**Your instructions:**
Quote the material exactly from the line that contains "Read this page and output its text content." through its last line. Any pictures are to be left out.

Entries from a dataset:
* BEGIN *

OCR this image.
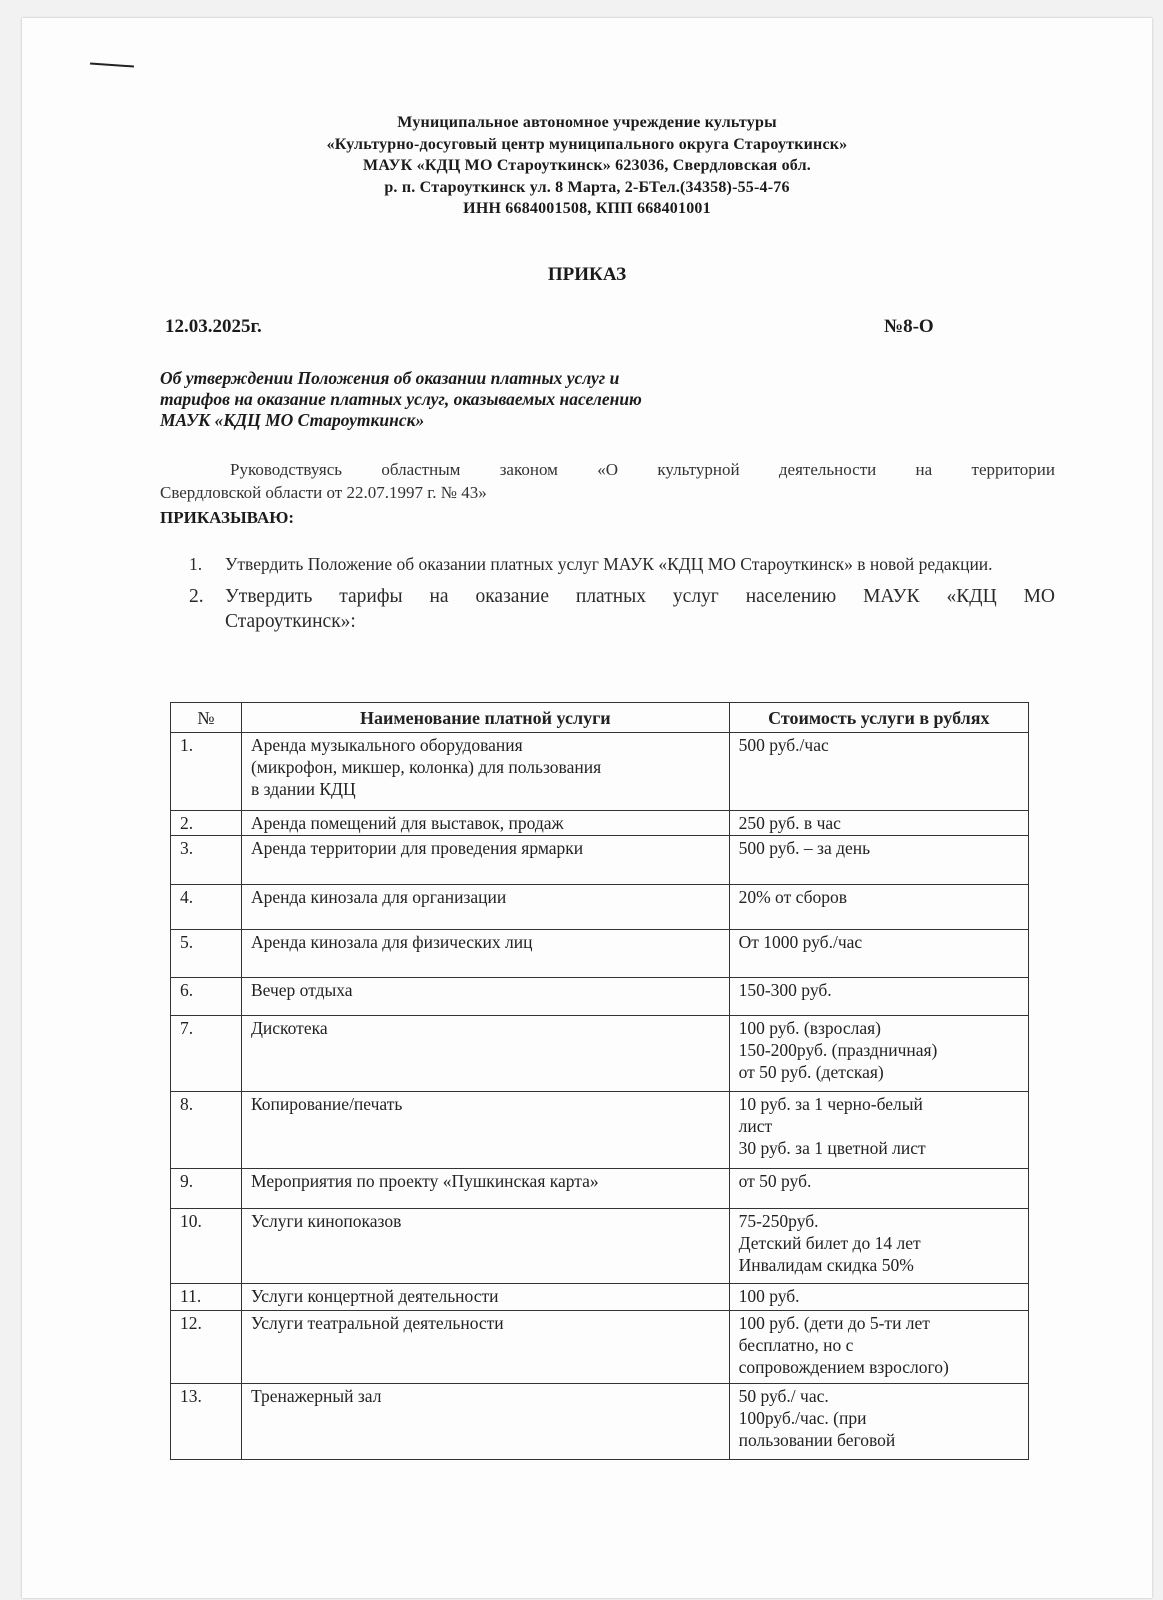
Муниципальное автономное учреждение культуры
«Культурно-досуговый центр муниципального округа Староуткинск»
МАУК «КДЦ МО Староуткинск» 623036, Свердловская обл.
р. п. Староуткинск ул. 8 Марта, 2-БТел.(34358)-55-4-76
ИНН 6684001508, КПП 668401001
ПРИКАЗ
12.03.2025г.	№8-О
Об утверждении Положения об оказании платных услуг и
тарифов на оказание платных услуг, оказываемых населению
МАУК «КДЦ МО Староуткинск»
Руководствуясь областным законом «О культурной деятельности на территории
Свердловской области от 22.07.1997 г. № 43»
ПРИКАЗЫВАЮ:
1. Утвердить Положение об оказании платных услуг МАУК «КДЦ МО Староуткинск» в новой редакции.
2. Утвердить тарифы на оказание платных услуг населению МАУК «КДЦ МО
Староуткинск»:
№	Наименование платной услуги	Стоимость услуги в рублях
1.	Аренда музыкального оборудования
(микрофон, микшер, колонка) для пользования
в здании КДЦ	500 руб./час
2.	Аренда помещений для выставок, продаж	250 руб. в час
3.	Аренда территории для проведения ярмарки	500 руб. – за день
4.	Аренда кинозала для организации	20% от сборов
5.	Аренда кинозала для физических лиц	От 1000 руб./час
6.	Вечер отдыха	150-300 руб.
7.	Дискотека	100 руб. (взрослая)
150-200руб. (праздничная)
от 50 руб. (детская)
8.	Копирование/печать	10 руб. за 1 черно-белый
лист
30 руб. за 1 цветной лист
9.	Мероприятия по проекту «Пушкинская карта»	от 50 руб.
10.	Услуги кинопоказов	75-250руб.
Детский билет до 14 лет
Инвалидам скидка 50%
11.	Услуги концертной деятельности	100 руб.
12.	Услуги театральной деятельности	100 руб. (дети до 5-ти лет
бесплатно, но с
сопровождением взрослого)
13.	Тренажерный зал	50 руб./ час.
100руб./час. (при
пользовании беговой
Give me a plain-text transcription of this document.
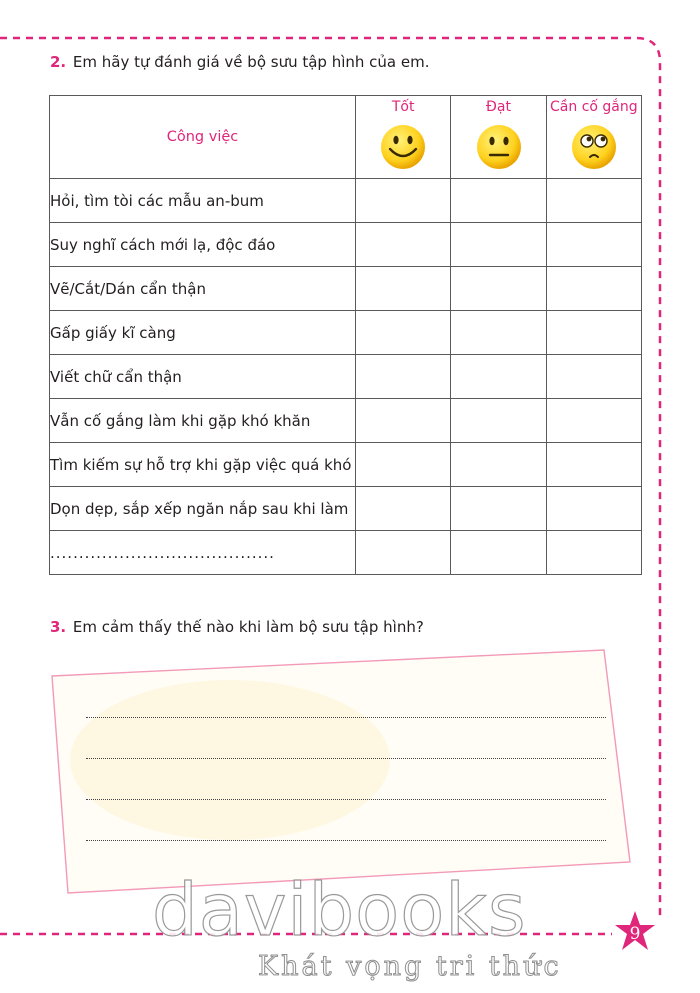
9
2. Em hãy tự đánh giá về bộ sưu tập hình của em.
Công việc	Tốt	Đạt	Cần cố gắng

Hỏi, tìm tòi các mẫu an-bum			
Suy nghĩ cách mới lạ, độc đáo			
Vẽ/Cắt/Dán cẩn thận			
Gấp giấy kĩ càng			
Viết chữ cẩn thận			
Vẫn cố gắng làm khi gặp khó khăn			
Tìm kiếm sự hỗ trợ khi gặp việc quá khó			
Dọn dẹp, sắp xếp ngăn nắp sau khi làm			
.......................................			
3. Em cảm thấy thế nào khi làm bộ sưu tập hình?
davibooks
Khát vọng tri thức
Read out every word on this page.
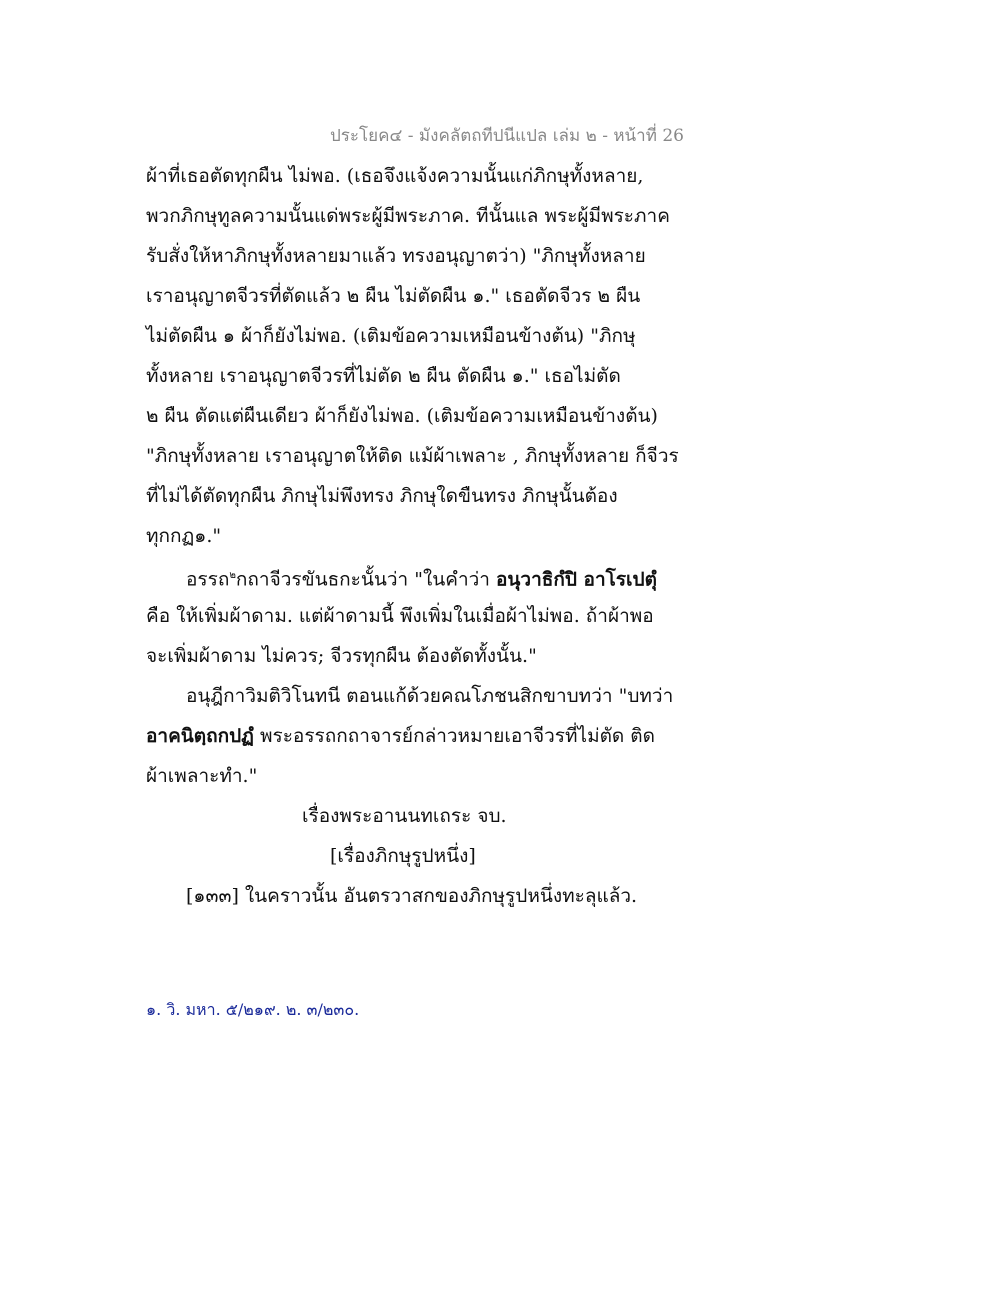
ประโยค๔ - มังคลัตถทีปนีแปล เล่ม ๒ - หน้าที่ 26
ผ้าที่เธอตัดทุกผืน ไม่พอ. (เธอจึงแจ้งความนั้นแก่ภิกษุทั้งหลาย,
พวกภิกษุทูลความนั้นแด่พระผู้มีพระภาค. ทีนั้นแล พระผู้มีพระภาค
รับสั่งให้หาภิกษุทั้งหลายมาแล้ว ทรงอนุญาตว่า) "ภิกษุทั้งหลาย
เราอนุญาตจีวรที่ตัดแล้ว ๒ ผืน ไม่ตัดผืน ๑." เธอตัดจีวร ๒ ผืน
ไม่ตัดผืน ๑ ผ้าก็ยังไม่พอ. (เติมข้อความเหมือนข้างต้น) "ภิกษุ
ทั้งหลาย เราอนุญาตจีวรที่ไม่ตัด ๒ ผืน ตัดผืน ๑." เธอไม่ตัด
๒ ผืน ตัดแต่ผืนเดียว ผ้าก็ยังไม่พอ. (เติมข้อความเหมือนข้างต้น)
"ภิกษุทั้งหลาย เราอนุญาตให้ติด แม้ผ้าเพลาะ , ภิกษุทั้งหลาย ก็จีวร
ที่ไม่ได้ตัดทุกผืน ภิกษุไม่พึงทรง ภิกษุใดขืนทรง ภิกษุนั้นต้อง
ทุกกฏ๑."
อรรถ$^๒$กถาจีวรขันธกะนั้นว่า "ในคำว่า อนุวาธิกํปิ อาโรเปตุํ
คือ ให้เพิ่มผ้าดาม. แต่ผ้าดามนี้ พึงเพิ่มในเมื่อผ้าไม่พอ. ถ้าผ้าพอ
จะเพิ่มผ้าดาม ไม่ควร; จีวรทุกผืน ต้องตัดทั้งนั้น."
อนุฎีกาวิมติวิโนทนี ตอนแก้ด้วยคณโภชนสิกขาบทว่า "บทว่า
อาคนิตฺถกปฏํ พระอรรถกถาจารย์กล่าวหมายเอาจีวรที่ไม่ตัด ติด
ผ้าเพลาะทำ."
เรื่องพระอานนทเถระ จบ.
[เรื่องภิกษุรูปหนึ่ง]
[๑๓๓] ในคราวนั้น อันตรวาสกของภิกษุรูปหนึ่งทะลุแล้ว.
๑. วิ. มหา. ๕/๒๑๙. ๒. ๓/๒๓๐.
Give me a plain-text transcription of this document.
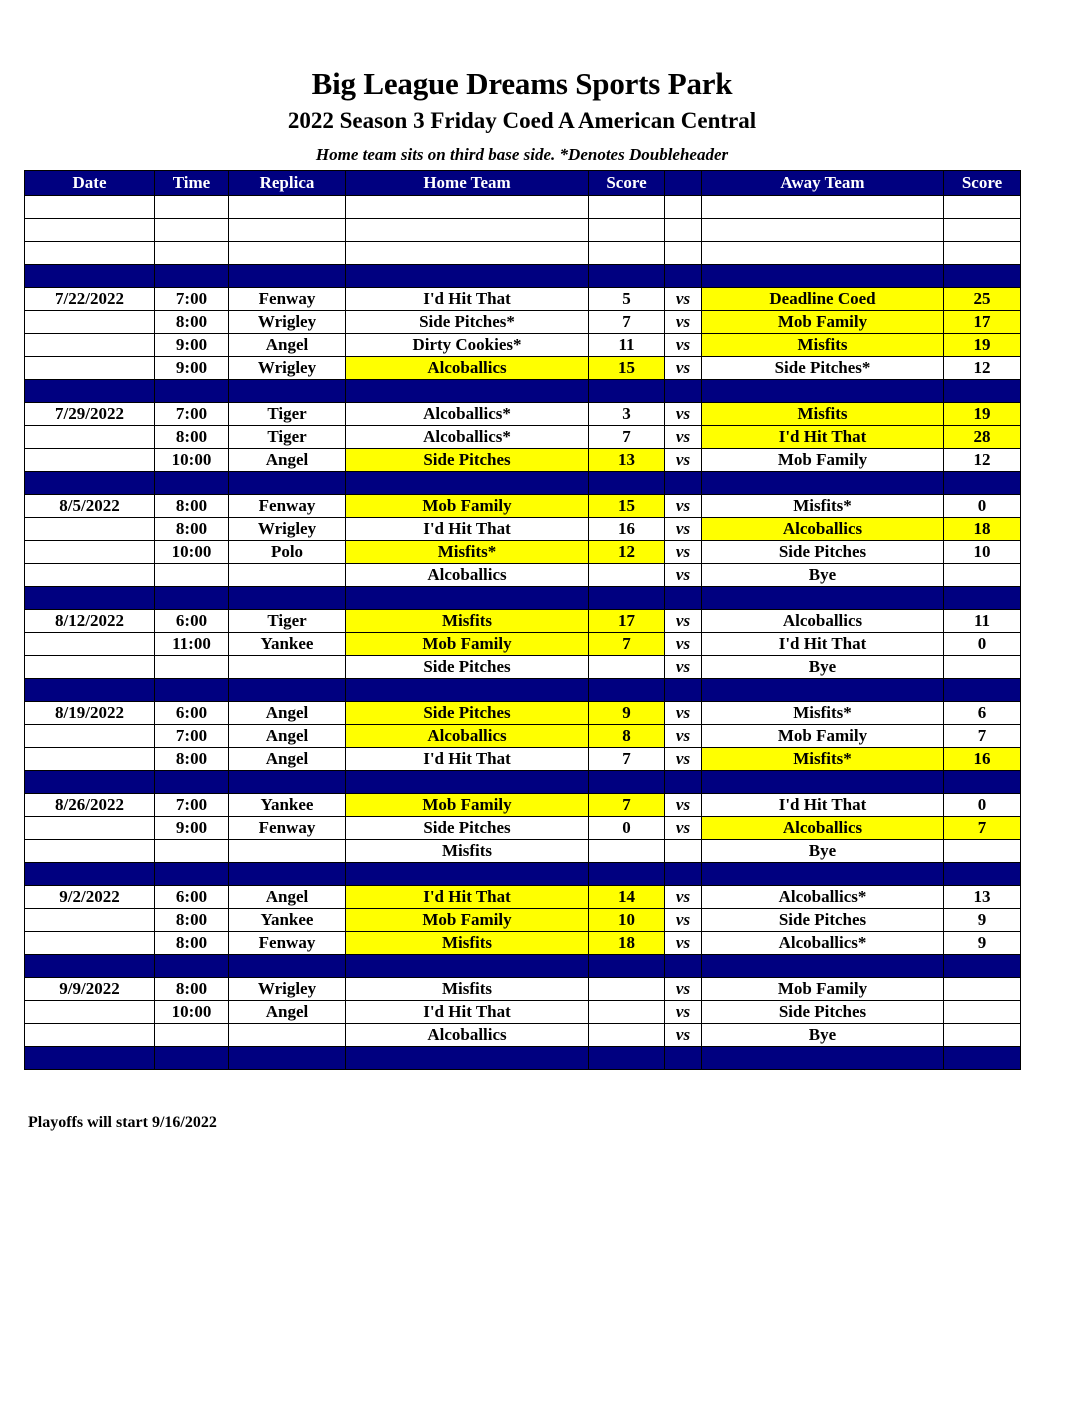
Big League Dreams Sports Park
2022 Season 3 Friday Coed A American Central
Home team sits on third base side. *Denotes Doubleheader
Date	Time	Replica	Home Team	Score		Away Team	Score

7/22/2022	7:00	Fenway	I'd Hit That	5	vs	Deadline Coed	25
	8:00	Wrigley	Side Pitches*	7	vs	Mob Family	17
	9:00	Angel	Dirty Cookies*	11	vs	Misfits	19
	9:00	Wrigley	Alcoballics	15	vs	Side Pitches*	12

7/29/2022	7:00	Tiger	Alcoballics*	3	vs	Misfits	19
	8:00	Tiger	Alcoballics*	7	vs	I'd Hit That	28
	10:00	Angel	Side Pitches	13	vs	Mob Family	12

8/5/2022	8:00	Fenway	Mob Family	15	vs	Misfits*	0
	8:00	Wrigley	I'd Hit That	16	vs	Alcoballics	18
	10:00	Polo	Misfits*	12	vs	Side Pitches	10
			Alcoballics		vs	Bye	

8/12/2022	6:00	Tiger	Misfits	17	vs	Alcoballics	11
	11:00	Yankee	Mob Family	7	vs	I'd Hit That	0
			Side Pitches		vs	Bye	

8/19/2022	6:00	Angel	Side Pitches	9	vs	Misfits*	6
	7:00	Angel	Alcoballics	8	vs	Mob Family	7
	8:00	Angel	I'd Hit That	7	vs	Misfits*	16

8/26/2022	7:00	Yankee	Mob Family	7	vs	I'd Hit That	0
	9:00	Fenway	Side Pitches	0	vs	Alcoballics	7
			Misfits			Bye	

9/2/2022	6:00	Angel	I'd Hit That	14	vs	Alcoballics*	13
	8:00	Yankee	Mob Family	10	vs	Side Pitches	9
	8:00	Fenway	Misfits	18	vs	Alcoballics*	9

9/9/2022	8:00	Wrigley	Misfits		vs	Mob Family	
	10:00	Angel	I'd Hit That		vs	Side Pitches	
			Alcoballics		vs	Bye	

Playoffs will start 9/16/2022
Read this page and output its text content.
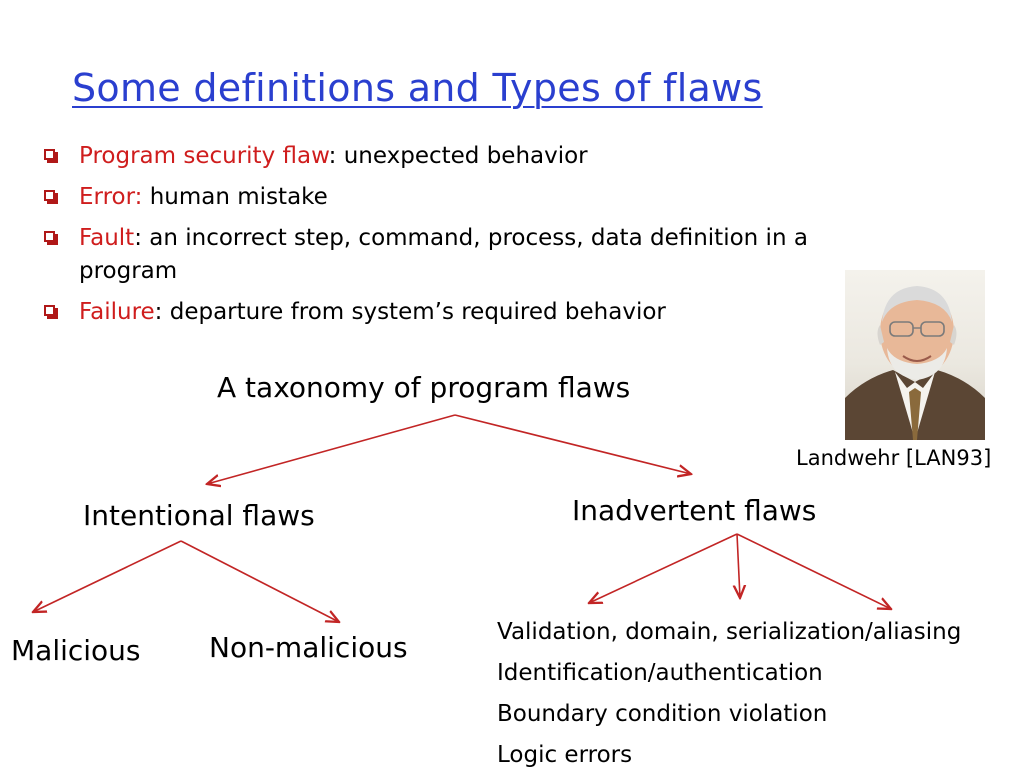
Some definitions and Types of flaws
Program security flaw: unexpected behavior
Error: human mistake
Fault: an incorrect step, command, process, data definition in a program
Failure: departure from system’s required behavior
A taxonomy of program flaws
Intentional flaws	Inadvertent flaws
Malicious Non-malicious	Validation, domain, serialization/aliasing
Identification/authentication
Boundary condition violation
Logic errors
Landwehr [LAN93]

* END *

**Solution to this task:**
Read this page and output its text content.
Some definitions and Types of flaws
Program security flaw: unexpected behavior
Error: human mistake
Fault: an incorrect step, command, process, data definition in a program
Failure: departure from system’s required behavior
A taxonomy of program flaws
Intentional flaws	Inadvertent flaws
Malicious Non-malicious	Validation, domain, serialization/aliasing
Identification/authentication
Boundary condition violation
Logic errors
Landwehr [LAN93]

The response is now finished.